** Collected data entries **
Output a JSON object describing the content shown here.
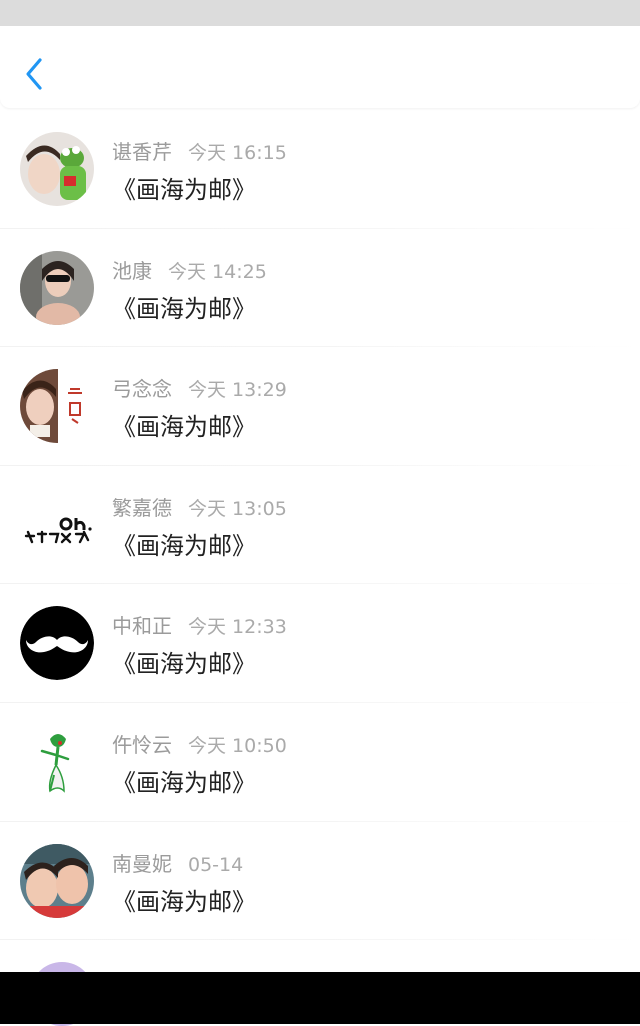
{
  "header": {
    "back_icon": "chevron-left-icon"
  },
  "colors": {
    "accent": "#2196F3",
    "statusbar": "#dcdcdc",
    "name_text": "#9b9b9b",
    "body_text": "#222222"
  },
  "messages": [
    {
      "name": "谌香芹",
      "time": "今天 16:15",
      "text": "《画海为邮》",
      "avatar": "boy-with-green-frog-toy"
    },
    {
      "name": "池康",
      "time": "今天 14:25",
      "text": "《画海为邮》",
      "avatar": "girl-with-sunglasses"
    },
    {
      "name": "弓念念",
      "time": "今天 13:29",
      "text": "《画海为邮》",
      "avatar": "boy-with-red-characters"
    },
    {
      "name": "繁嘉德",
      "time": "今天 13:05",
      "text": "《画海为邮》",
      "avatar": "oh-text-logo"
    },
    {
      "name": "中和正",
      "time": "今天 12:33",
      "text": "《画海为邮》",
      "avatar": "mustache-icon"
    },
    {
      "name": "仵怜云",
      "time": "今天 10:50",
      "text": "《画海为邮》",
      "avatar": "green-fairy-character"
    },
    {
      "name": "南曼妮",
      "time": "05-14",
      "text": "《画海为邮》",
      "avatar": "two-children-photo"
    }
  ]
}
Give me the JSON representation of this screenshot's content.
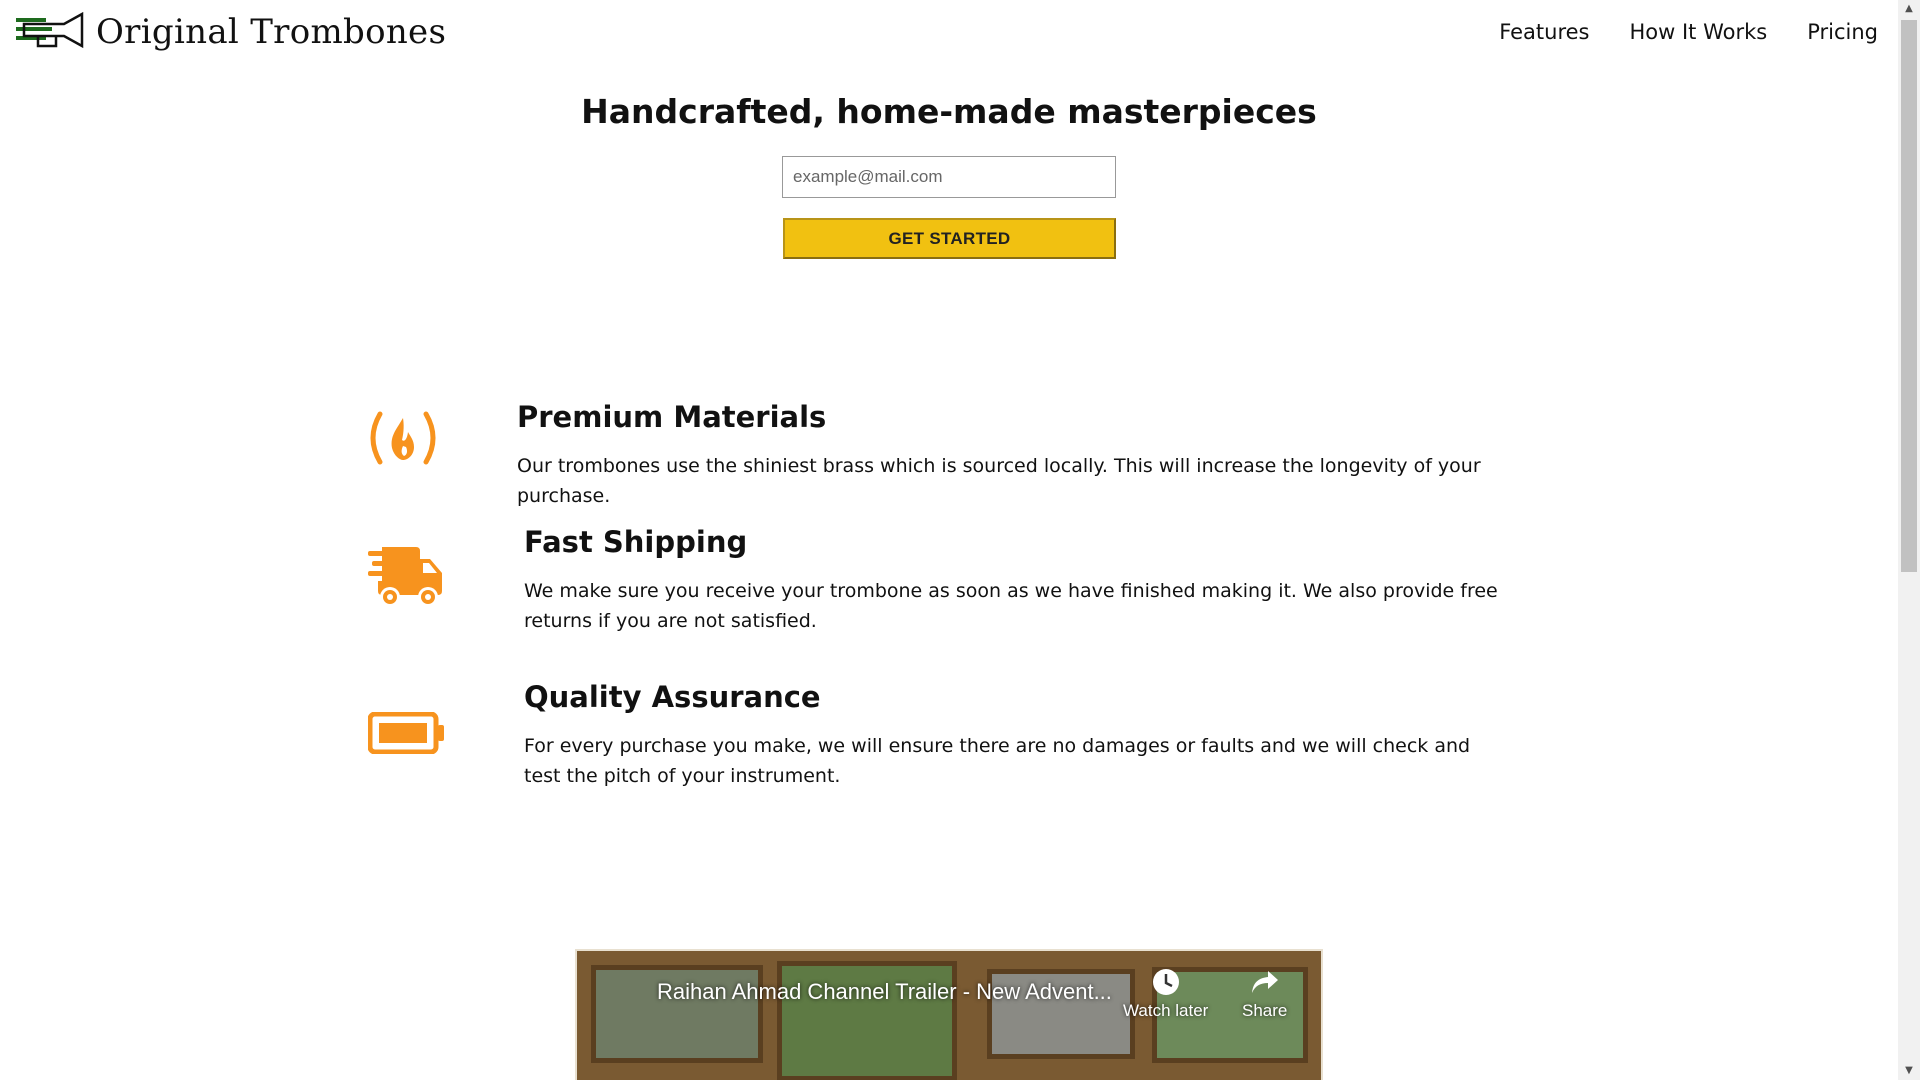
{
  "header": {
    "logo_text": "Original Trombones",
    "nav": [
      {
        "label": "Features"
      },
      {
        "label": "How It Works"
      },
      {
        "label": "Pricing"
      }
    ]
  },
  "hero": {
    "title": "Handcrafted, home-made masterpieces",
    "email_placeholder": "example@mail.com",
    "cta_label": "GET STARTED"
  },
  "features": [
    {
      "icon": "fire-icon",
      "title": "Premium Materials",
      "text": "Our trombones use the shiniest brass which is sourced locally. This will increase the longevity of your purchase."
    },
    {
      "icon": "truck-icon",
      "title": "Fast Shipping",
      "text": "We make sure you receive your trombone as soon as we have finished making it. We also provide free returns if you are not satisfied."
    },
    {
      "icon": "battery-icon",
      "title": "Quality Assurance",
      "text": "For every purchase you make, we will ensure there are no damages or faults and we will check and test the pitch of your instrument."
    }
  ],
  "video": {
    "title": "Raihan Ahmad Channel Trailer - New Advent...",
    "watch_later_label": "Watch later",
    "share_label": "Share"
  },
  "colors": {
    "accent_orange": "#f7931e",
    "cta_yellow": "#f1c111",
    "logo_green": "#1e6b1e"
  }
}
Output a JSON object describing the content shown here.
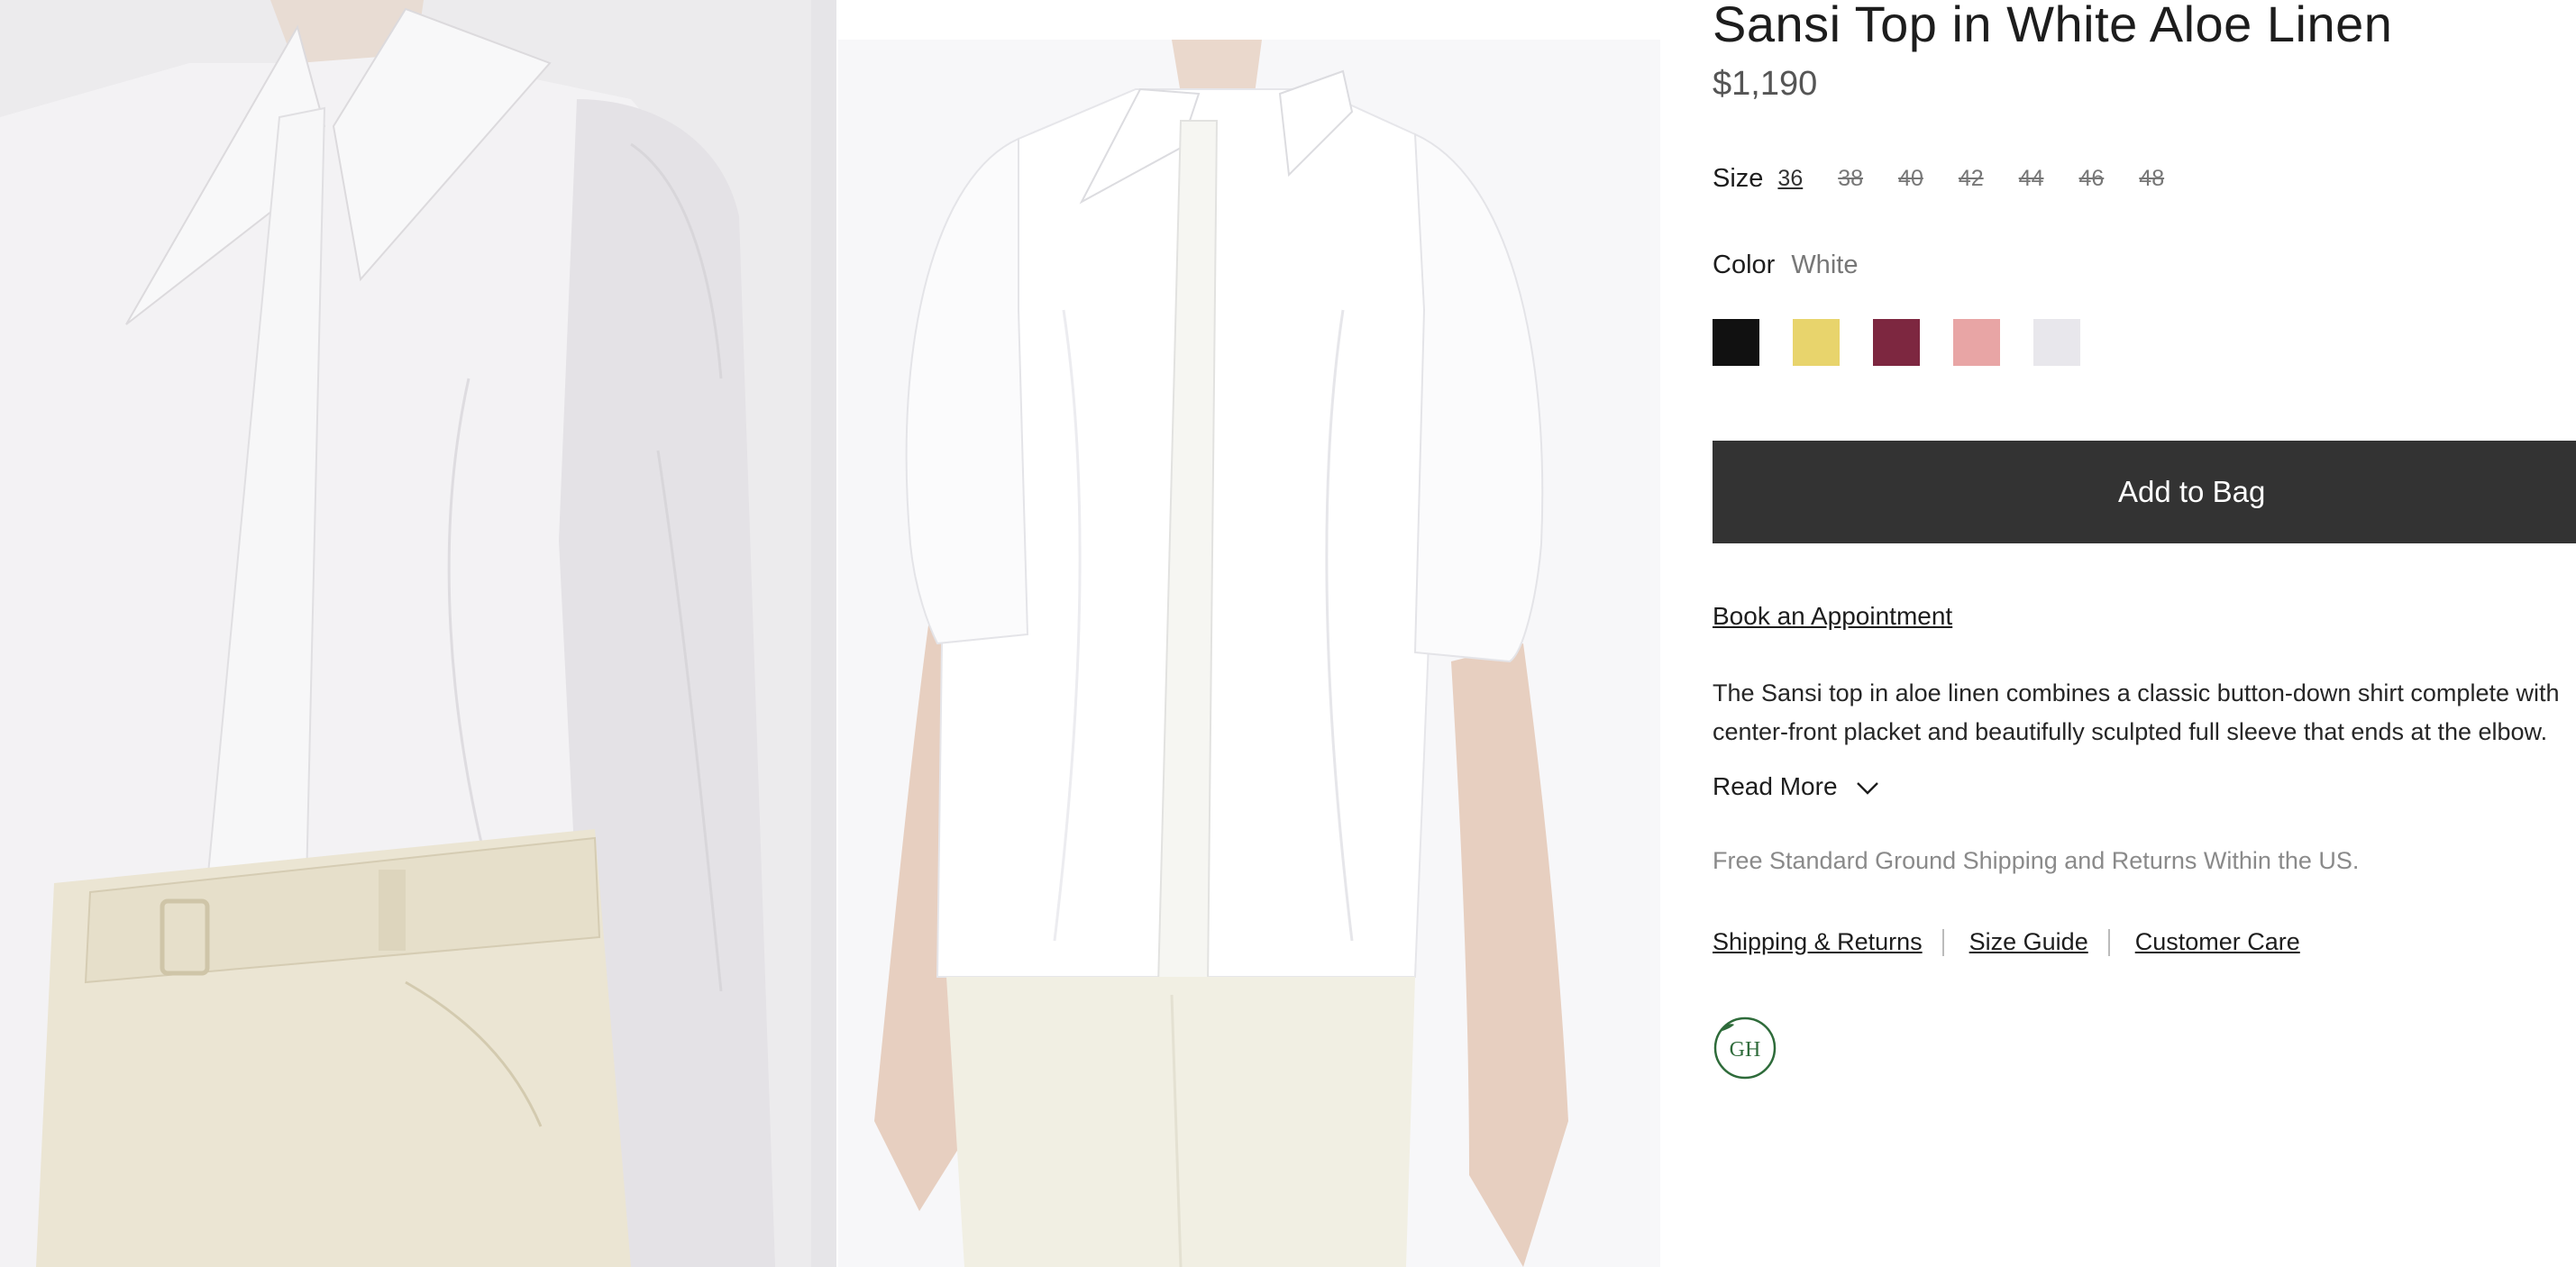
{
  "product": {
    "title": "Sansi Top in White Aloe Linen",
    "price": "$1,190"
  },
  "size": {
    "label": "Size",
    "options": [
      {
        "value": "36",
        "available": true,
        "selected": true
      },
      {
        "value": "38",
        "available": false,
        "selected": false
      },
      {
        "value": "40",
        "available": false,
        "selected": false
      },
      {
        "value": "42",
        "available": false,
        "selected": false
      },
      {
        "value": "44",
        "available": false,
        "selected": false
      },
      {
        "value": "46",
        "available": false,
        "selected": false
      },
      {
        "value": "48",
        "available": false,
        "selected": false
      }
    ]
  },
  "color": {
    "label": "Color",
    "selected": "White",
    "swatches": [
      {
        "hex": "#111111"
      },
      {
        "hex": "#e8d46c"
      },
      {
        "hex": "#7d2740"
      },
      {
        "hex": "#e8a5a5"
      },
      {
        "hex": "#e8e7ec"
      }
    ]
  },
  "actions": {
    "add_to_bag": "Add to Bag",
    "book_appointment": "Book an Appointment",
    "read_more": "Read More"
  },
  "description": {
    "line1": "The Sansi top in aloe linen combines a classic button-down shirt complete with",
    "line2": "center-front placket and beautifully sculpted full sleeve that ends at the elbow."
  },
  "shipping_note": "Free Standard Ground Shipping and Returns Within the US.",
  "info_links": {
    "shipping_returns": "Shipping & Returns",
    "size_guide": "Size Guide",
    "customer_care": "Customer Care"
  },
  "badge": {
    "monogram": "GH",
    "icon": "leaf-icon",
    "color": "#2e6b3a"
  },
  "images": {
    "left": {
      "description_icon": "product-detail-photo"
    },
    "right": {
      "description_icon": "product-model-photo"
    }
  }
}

** TASK GOAL **
Working from the material above, transcribe it exactly while omitting pictures.

** TASK SOLUTION **
Output a JSON object describing the content shown here.
{
  "header": {
    "back_icon": "chevron-left-icon"
  },
  "colors": {
    "accent": "#2196F3",
    "statusbar": "#dcdcdc",
    "name_text": "#9b9b9b",
    "body_text": "#222222"
  },
  "messages": [
    {
      "name": "谌香芹",
      "time": "今天 16:15",
      "text": "《画海为邮》",
      "avatar": "boy-with-green-frog-toy"
    },
    {
      "name": "池康",
      "time": "今天 14:25",
      "text": "《画海为邮》",
      "avatar": "girl-with-sunglasses"
    },
    {
      "name": "弓念念",
      "time": "今天 13:29",
      "text": "《画海为邮》",
      "avatar": "boy-with-red-characters"
    },
    {
      "name": "繁嘉德",
      "time": "今天 13:05",
      "text": "《画海为邮》",
      "avatar": "oh-text-logo"
    },
    {
      "name": "中和正",
      "time": "今天 12:33",
      "text": "《画海为邮》",
      "avatar": "mustache-icon"
    },
    {
      "name": "仵怜云",
      "time": "今天 10:50",
      "text": "《画海为邮》",
      "avatar": "green-fairy-character"
    },
    {
      "name": "南曼妮",
      "time": "05-14",
      "text": "《画海为邮》",
      "avatar": "two-children-photo"
    }
  ]
}
Give me the JSON representation of this screenshot's content.
{
  "header": {
    "logo_text": "Original Trombones",
    "nav": [
      {
        "label": "Features"
      },
      {
        "label": "How It Works"
      },
      {
        "label": "Pricing"
      }
    ]
  },
  "hero": {
    "title": "Handcrafted, home-made masterpieces",
    "email_placeholder": "example@mail.com",
    "cta_label": "GET STARTED"
  },
  "features": [
    {
      "icon": "fire-icon",
      "title": "Premium Materials",
      "text": "Our trombones use the shiniest brass which is sourced locally. This will increase the longevity of your purchase."
    },
    {
      "icon": "truck-icon",
      "title": "Fast Shipping",
      "text": "We make sure you receive your trombone as soon as we have finished making it. We also provide free returns if you are not satisfied."
    },
    {
      "icon": "battery-icon",
      "title": "Quality Assurance",
      "text": "For every purchase you make, we will ensure there are no damages or faults and we will check and test the pitch of your instrument."
    }
  ],
  "video": {
    "title": "Raihan Ahmad Channel Trailer - New Advent...",
    "watch_later_label": "Watch later",
    "share_label": "Share"
  },
  "colors": {
    "accent_orange": "#f7931e",
    "cta_yellow": "#f1c111",
    "logo_green": "#1e6b1e"
  }
}
Output a JSON object describing the content shown here.
{
  "product": {
    "title": "Sansi Top in White Aloe Linen",
    "price": "$1,190"
  },
  "size": {
    "label": "Size",
    "options": [
      {
        "value": "36",
        "available": true,
        "selected": true
      },
      {
        "value": "38",
        "available": false,
        "selected": false
      },
      {
        "value": "40",
        "available": false,
        "selected": false
      },
      {
        "value": "42",
        "available": false,
        "selected": false
      },
      {
        "value": "44",
        "available": false,
        "selected": false
      },
      {
        "value": "46",
        "available": false,
        "selected": false
      },
      {
        "value": "48",
        "available": false,
        "selected": false
      }
    ]
  },
  "color": {
    "label": "Color",
    "selected": "White",
    "swatches": [
      {
        "hex": "#111111"
      },
      {
        "hex": "#e8d46c"
      },
      {
        "hex": "#7d2740"
      },
      {
        "hex": "#e8a5a5"
      },
      {
        "hex": "#e8e7ec"
      }
    ]
  },
  "actions": {
    "add_to_bag": "Add to Bag",
    "book_appointment": "Book an Appointment",
    "read_more": "Read More"
  },
  "description": {
    "line1": "The Sansi top in aloe linen combines a classic button-down shirt complete with",
    "line2": "center-front placket and beautifully sculpted full sleeve that ends at the elbow."
  },
  "shipping_note": "Free Standard Ground Shipping and Returns Within the US.",
  "info_links": {
    "shipping_returns": "Shipping & Returns",
    "size_guide": "Size Guide",
    "customer_care": "Customer Care"
  },
  "badge": {
    "monogram": "GH",
    "icon": "leaf-icon",
    "color": "#2e6b3a"
  },
  "images": {
    "left": {
      "description_icon": "product-detail-photo"
    },
    "right": {
      "description_icon": "product-model-photo"
    }
  }
}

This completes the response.